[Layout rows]
--- --- ---

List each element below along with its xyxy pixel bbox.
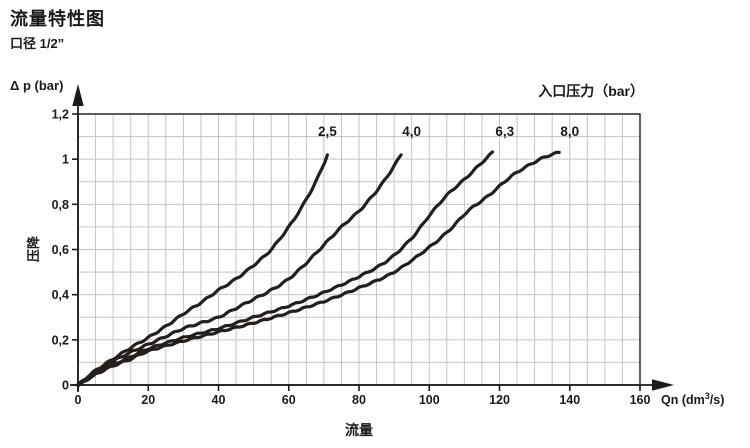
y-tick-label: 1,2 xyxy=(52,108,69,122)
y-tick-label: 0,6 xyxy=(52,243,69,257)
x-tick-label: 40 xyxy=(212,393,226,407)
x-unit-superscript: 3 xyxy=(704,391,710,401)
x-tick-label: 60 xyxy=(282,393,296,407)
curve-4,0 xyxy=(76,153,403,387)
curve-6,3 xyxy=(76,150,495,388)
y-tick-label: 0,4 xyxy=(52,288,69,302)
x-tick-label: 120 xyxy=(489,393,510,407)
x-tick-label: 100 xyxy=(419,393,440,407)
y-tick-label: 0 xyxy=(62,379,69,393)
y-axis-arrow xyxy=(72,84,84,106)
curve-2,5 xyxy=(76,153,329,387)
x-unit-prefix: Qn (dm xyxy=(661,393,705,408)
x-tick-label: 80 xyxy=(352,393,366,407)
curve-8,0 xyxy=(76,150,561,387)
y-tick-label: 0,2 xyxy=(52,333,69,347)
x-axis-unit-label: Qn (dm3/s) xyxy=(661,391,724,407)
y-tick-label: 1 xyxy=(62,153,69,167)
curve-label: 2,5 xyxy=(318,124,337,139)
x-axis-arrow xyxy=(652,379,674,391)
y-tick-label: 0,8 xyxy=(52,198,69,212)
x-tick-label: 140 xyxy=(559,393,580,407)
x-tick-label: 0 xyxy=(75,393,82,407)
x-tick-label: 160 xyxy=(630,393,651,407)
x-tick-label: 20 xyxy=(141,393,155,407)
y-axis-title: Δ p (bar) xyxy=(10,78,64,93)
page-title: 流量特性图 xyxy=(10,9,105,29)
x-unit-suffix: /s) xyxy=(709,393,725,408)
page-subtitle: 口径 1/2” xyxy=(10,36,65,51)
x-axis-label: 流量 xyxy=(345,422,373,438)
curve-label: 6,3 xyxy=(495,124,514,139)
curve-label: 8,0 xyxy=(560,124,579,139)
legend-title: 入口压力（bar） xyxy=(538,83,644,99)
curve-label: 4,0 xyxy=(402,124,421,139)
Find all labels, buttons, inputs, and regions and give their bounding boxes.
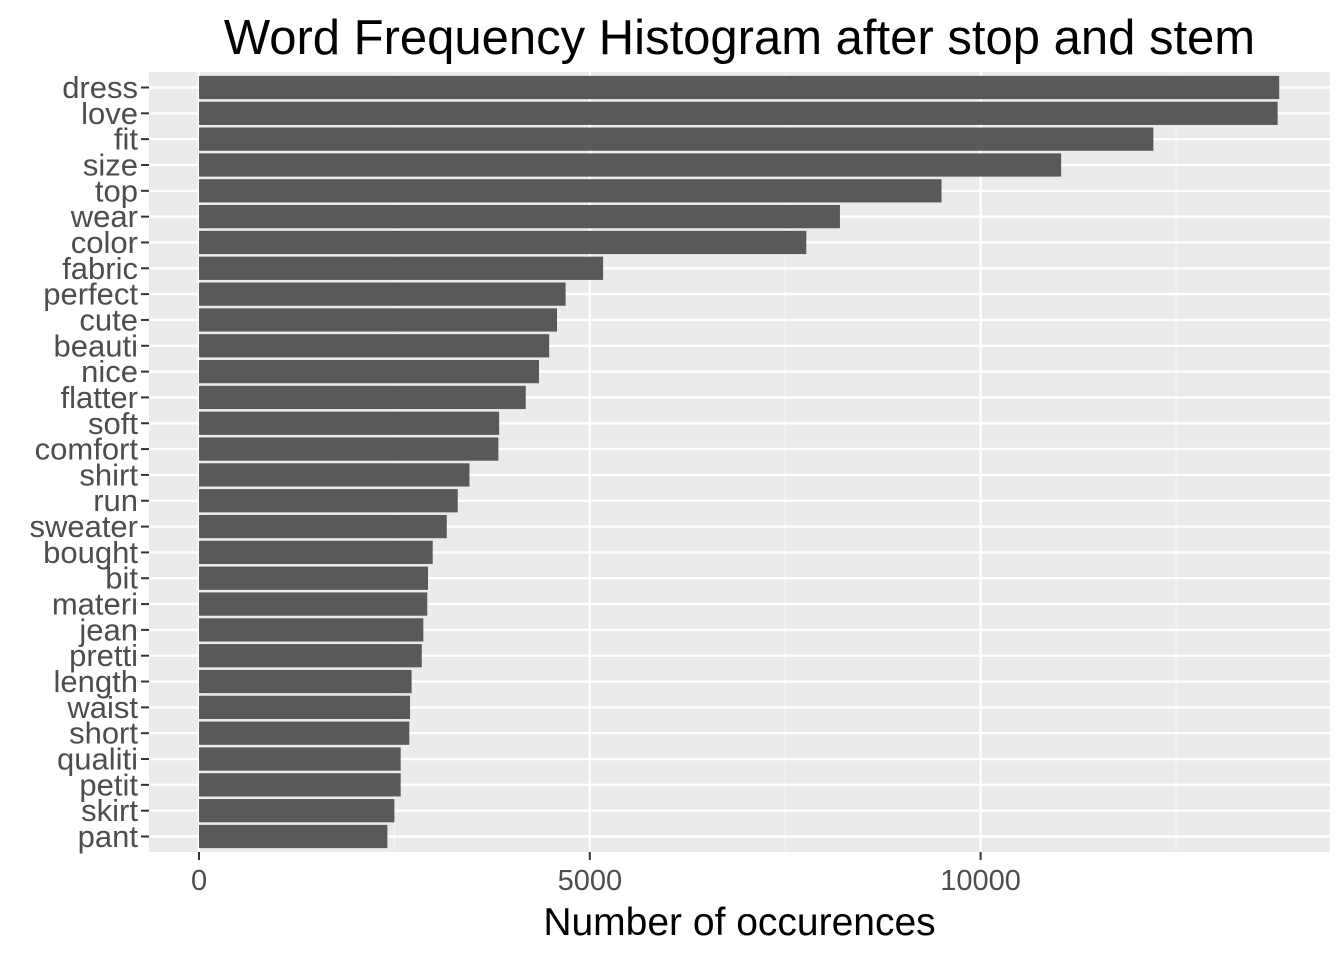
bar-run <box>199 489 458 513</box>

--- --- ---

*Directive*. Reproduce every one of the rows above line for line, without any change. Leave the picture placeholders out of your output.

*Problem solution*.
List each element below along with its xyxy pixel bbox.
y-tick-label: 1,2 xyxy=(52,108,69,122)
y-tick-label: 0,6 xyxy=(52,243,69,257)
x-tick-label: 40 xyxy=(212,393,226,407)
x-unit-superscript: 3 xyxy=(704,391,710,401)
x-tick-label: 60 xyxy=(282,393,296,407)
curve-4,0 xyxy=(76,153,403,387)
curve-6,3 xyxy=(76,150,495,388)
y-tick-label: 0,4 xyxy=(52,288,69,302)
x-tick-label: 120 xyxy=(489,393,510,407)
x-tick-label: 100 xyxy=(419,393,440,407)
y-tick-label: 0 xyxy=(62,379,69,393)
y-axis-arrow xyxy=(72,84,84,106)
curve-2,5 xyxy=(76,153,329,387)
x-unit-prefix: Qn (dm xyxy=(661,393,705,408)
x-tick-label: 80 xyxy=(352,393,366,407)
curve-8,0 xyxy=(76,150,561,387)
y-tick-label: 0,2 xyxy=(52,333,69,347)
x-axis-unit-label: Qn (dm3/s) xyxy=(661,391,724,407)
y-tick-label: 1 xyxy=(62,153,69,167)
curve-label: 2,5 xyxy=(318,124,337,139)
x-axis-arrow xyxy=(652,379,674,391)
y-tick-label: 0,8 xyxy=(52,198,69,212)
x-tick-label: 140 xyxy=(559,393,580,407)
x-tick-label: 0 xyxy=(75,393,82,407)
x-tick-label: 160 xyxy=(630,393,651,407)
x-tick-label: 20 xyxy=(141,393,155,407)
y-axis-title: Δ p (bar) xyxy=(10,78,64,93)
page-title: 流量特性图 xyxy=(10,9,105,29)
x-unit-suffix: /s) xyxy=(709,393,725,408)
page-subtitle: 口径 1/2” xyxy=(10,36,65,51)
x-axis-label: 流量 xyxy=(345,422,373,438)
curve-label: 6,3 xyxy=(495,124,514,139)
curve-label: 8,0 xyxy=(560,124,579,139)
legend-title: 入口压力（bar） xyxy=(538,83,644,99)
curve-label: 4,0 xyxy=(402,124,421,139)
Find all labels, buttons, inputs, and regions and give their bounding boxes.
bar-run <box>199 489 458 513</box>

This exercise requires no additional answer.